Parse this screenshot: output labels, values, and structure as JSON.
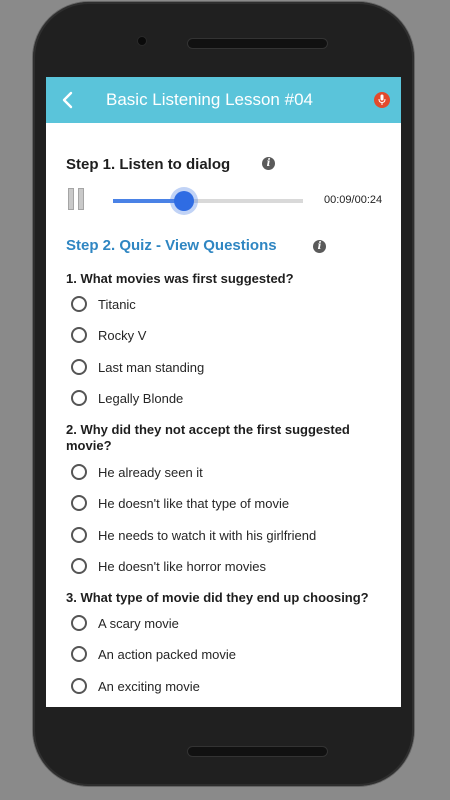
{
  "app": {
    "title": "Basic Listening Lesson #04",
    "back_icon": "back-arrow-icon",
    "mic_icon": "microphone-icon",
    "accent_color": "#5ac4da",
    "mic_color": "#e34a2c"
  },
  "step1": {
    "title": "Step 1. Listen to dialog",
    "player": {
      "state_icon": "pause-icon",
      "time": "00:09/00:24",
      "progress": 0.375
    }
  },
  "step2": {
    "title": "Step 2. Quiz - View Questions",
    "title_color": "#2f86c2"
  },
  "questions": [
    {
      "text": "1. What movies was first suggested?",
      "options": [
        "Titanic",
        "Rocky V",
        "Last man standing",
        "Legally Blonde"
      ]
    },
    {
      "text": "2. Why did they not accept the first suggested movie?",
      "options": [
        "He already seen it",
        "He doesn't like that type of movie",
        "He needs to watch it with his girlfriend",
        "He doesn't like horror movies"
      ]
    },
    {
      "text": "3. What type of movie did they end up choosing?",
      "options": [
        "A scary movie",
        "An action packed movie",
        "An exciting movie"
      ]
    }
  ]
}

## EXERCISE
Tally the lines of the material above that contain the word "movies" and report the total alone.

## RESPONSE
2